Aim of the task: Word for word, transcribe the lines below and drop the pictures.

Data records:
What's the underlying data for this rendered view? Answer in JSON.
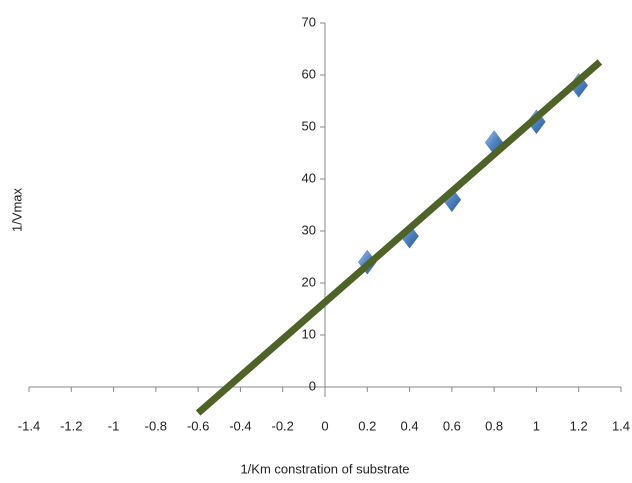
{
  "chart_data": {
    "type": "scatter",
    "x_label": "1/Km constration of substrate",
    "y_label": "1/Vmax",
    "x": [
      0.2,
      0.4,
      0.6,
      0.8,
      1,
      1.2
    ],
    "values": [
      24,
      29,
      36,
      47,
      51,
      58
    ],
    "color": "#4f81bd",
    "trendline": {
      "x": [
        -0.6,
        1.3
      ],
      "values": [
        -5,
        62.5
      ],
      "color": "#4f6228"
    },
    "xlim": [
      -1.4,
      1.4
    ],
    "ylim": [
      0,
      70
    ],
    "xticks": [
      -1.4,
      -1.2,
      -1,
      -0.8,
      -0.6,
      -0.4,
      -0.2,
      0,
      0.2,
      0.4,
      0.6,
      0.8,
      1,
      1.2,
      1.4
    ],
    "yticks": [
      0,
      10,
      20,
      30,
      40,
      50,
      60,
      70
    ]
  }
}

Task result:
What's the underlying data for this rendered view? Answer in JSON.
{
  "chart_data": {
    "type": "scatter",
    "x_label": "1/Km constration of substrate",
    "y_label": "1/Vmax",
    "x": [
      0.2,
      0.4,
      0.6,
      0.8,
      1,
      1.2
    ],
    "values": [
      24,
      29,
      36,
      47,
      51,
      58
    ],
    "color": "#4f81bd",
    "trendline": {
      "x": [
        -0.6,
        1.3
      ],
      "values": [
        -5,
        62.5
      ],
      "color": "#4f6228"
    },
    "xlim": [
      -1.4,
      1.4
    ],
    "ylim": [
      0,
      70
    ],
    "xticks": [
      -1.4,
      -1.2,
      -1,
      -0.8,
      -0.6,
      -0.4,
      -0.2,
      0,
      0.2,
      0.4,
      0.6,
      0.8,
      1,
      1.2,
      1.4
    ],
    "yticks": [
      0,
      10,
      20,
      30,
      40,
      50,
      60,
      70
    ]
  }
}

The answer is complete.